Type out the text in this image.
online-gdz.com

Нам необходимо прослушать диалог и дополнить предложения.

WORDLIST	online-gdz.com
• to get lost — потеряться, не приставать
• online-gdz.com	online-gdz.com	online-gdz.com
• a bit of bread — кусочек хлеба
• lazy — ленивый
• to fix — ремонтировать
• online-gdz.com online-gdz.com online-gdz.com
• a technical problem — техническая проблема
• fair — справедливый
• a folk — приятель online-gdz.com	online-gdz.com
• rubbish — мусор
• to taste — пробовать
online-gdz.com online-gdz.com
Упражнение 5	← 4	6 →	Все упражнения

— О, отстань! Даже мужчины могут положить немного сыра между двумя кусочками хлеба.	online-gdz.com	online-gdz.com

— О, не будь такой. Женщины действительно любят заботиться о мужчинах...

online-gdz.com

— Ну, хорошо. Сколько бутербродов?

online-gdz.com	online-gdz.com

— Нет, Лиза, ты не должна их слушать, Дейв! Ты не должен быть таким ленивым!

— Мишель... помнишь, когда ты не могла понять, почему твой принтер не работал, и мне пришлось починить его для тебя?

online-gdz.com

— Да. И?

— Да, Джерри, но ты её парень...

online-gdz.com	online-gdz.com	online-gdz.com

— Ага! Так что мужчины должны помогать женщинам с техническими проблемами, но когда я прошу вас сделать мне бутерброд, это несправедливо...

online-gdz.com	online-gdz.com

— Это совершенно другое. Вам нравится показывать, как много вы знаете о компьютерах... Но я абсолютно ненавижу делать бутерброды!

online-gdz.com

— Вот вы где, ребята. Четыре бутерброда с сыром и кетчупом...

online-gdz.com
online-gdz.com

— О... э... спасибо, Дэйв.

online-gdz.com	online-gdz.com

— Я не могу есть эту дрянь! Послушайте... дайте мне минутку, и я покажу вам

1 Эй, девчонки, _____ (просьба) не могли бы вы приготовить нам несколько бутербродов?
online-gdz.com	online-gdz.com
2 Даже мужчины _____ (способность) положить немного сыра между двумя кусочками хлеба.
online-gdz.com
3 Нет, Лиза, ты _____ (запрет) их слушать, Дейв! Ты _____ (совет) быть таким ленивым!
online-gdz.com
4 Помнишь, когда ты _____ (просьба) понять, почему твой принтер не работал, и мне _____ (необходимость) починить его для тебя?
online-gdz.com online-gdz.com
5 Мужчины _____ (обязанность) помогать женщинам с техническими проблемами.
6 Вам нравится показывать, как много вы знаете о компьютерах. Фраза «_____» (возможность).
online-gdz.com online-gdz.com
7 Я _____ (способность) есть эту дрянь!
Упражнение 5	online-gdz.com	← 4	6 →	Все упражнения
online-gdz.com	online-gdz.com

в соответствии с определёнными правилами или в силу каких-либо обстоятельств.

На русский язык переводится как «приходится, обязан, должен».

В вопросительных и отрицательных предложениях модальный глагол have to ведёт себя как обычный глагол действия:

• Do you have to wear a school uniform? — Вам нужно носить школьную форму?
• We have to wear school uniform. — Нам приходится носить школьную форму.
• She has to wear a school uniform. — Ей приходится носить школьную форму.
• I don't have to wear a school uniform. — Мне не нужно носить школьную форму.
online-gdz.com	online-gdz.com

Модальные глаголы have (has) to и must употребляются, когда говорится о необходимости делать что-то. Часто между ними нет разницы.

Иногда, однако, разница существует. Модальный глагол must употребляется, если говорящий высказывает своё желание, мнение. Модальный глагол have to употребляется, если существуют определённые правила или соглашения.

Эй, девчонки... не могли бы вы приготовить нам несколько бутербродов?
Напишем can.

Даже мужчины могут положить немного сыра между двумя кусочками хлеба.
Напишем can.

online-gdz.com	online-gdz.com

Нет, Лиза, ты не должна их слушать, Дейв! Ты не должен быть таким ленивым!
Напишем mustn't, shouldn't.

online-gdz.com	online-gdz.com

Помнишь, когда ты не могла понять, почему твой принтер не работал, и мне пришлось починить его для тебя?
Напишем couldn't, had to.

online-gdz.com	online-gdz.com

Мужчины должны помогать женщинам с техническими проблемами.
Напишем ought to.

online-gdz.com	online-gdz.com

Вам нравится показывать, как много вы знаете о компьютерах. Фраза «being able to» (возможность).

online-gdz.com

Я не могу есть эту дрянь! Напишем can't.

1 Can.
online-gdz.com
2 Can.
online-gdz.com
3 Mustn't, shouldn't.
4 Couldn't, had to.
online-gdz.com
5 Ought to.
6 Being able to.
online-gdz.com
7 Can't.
::::
— Set exercise —
Output the records above in their entirety, exactly.

— Completed exercise —
Type out the text in this image.
online-gdz.com

Нам необходимо прослушать диалог и дополнить предложения.

WORDLIST	online-gdz.com
• to get lost — потеряться, не приставать
• online-gdz.com	online-gdz.com	online-gdz.com
• a bit of bread — кусочек хлеба
• lazy — ленивый
• to fix — ремонтировать
• online-gdz.com online-gdz.com online-gdz.com
• a technical problem — техническая проблема
• fair — справедливый
• a folk — приятель online-gdz.com	online-gdz.com
• rubbish — мусор
• to taste — пробовать
online-gdz.com online-gdz.com
Упражнение 5	← 4	6 →	Все упражнения

— О, отстань! Даже мужчины могут положить немного сыра между двумя кусочками хлеба.	online-gdz.com	online-gdz.com

— О, не будь такой. Женщины действительно любят заботиться о мужчинах...

online-gdz.com

— Ну, хорошо. Сколько бутербродов?

online-gdz.com	online-gdz.com

— Нет, Лиза, ты не должна их слушать, Дейв! Ты не должен быть таким ленивым!

— Мишель... помнишь, когда ты не могла понять, почему твой принтер не работал, и мне пришлось починить его для тебя?

online-gdz.com

— Да. И?

— Да, Джерри, но ты её парень...

online-gdz.com	online-gdz.com	online-gdz.com

— Ага! Так что мужчины должны помогать женщинам с техническими проблемами, но когда я прошу вас сделать мне бутерброд, это несправедливо...

online-gdz.com	online-gdz.com

— Это совершенно другое. Вам нравится показывать, как много вы знаете о компьютерах... Но я абсолютно ненавижу делать бутерброды!

online-gdz.com

— Вот вы где, ребята. Четыре бутерброда с сыром и кетчупом...

online-gdz.com
online-gdz.com

— О... э... спасибо, Дэйв.

online-gdz.com	online-gdz.com

— Я не могу есть эту дрянь! Послушайте... дайте мне минутку, и я покажу вам

1 Эй, девчонки, _____ (просьба) не могли бы вы приготовить нам несколько бутербродов?
online-gdz.com	online-gdz.com
2 Даже мужчины _____ (способность) положить немного сыра между двумя кусочками хлеба.
online-gdz.com
3 Нет, Лиза, ты _____ (запрет) их слушать, Дейв! Ты _____ (совет) быть таким ленивым!
online-gdz.com
4 Помнишь, когда ты _____ (просьба) понять, почему твой принтер не работал, и мне _____ (необходимость) починить его для тебя?
online-gdz.com online-gdz.com
5 Мужчины _____ (обязанность) помогать женщинам с техническими проблемами.
6 Вам нравится показывать, как много вы знаете о компьютерах. Фраза «_____» (возможность).
online-gdz.com online-gdz.com
7 Я _____ (способность) есть эту дрянь!
Упражнение 5	online-gdz.com	← 4	6 →	Все упражнения
online-gdz.com	online-gdz.com

в соответствии с определёнными правилами или в силу каких-либо обстоятельств.

На русский язык переводится как «приходится, обязан, должен».

В вопросительных и отрицательных предложениях модальный глагол have to ведёт себя как обычный глагол действия:

• Do you have to wear a school uniform? — Вам нужно носить школьную форму?
• We have to wear school uniform. — Нам приходится носить школьную форму.
• She has to wear a school uniform. — Ей приходится носить школьную форму.
• I don't have to wear a school uniform. — Мне не нужно носить школьную форму.
online-gdz.com	online-gdz.com

Модальные глаголы have (has) to и must употребляются, когда говорится о необходимости делать что-то. Часто между ними нет разницы.

Иногда, однако, разница существует. Модальный глагол must употребляется, если говорящий высказывает своё желание, мнение. Модальный глагол have to употребляется, если существуют определённые правила или соглашения.

Эй, девчонки... не могли бы вы приготовить нам несколько бутербродов?
Напишем can.

Даже мужчины могут положить немного сыра между двумя кусочками хлеба.
Напишем can.

online-gdz.com	online-gdz.com

Нет, Лиза, ты не должна их слушать, Дейв! Ты не должен быть таким ленивым!
Напишем mustn't, shouldn't.

online-gdz.com	online-gdz.com

Помнишь, когда ты не могла понять, почему твой принтер не работал, и мне пришлось починить его для тебя?
Напишем couldn't, had to.

online-gdz.com	online-gdz.com

Мужчины должны помогать женщинам с техническими проблемами.
Напишем ought to.

online-gdz.com	online-gdz.com

Вам нравится показывать, как много вы знаете о компьютерах. Фраза «being able to» (возможность).

online-gdz.com

Я не могу есть эту дрянь! Напишем can't.

1 Can.
online-gdz.com
2 Can.
online-gdz.com
3 Mustn't, shouldn't.
4 Couldn't, had to.
online-gdz.com
5 Ought to.
6 Being able to.
online-gdz.com
7 Can't.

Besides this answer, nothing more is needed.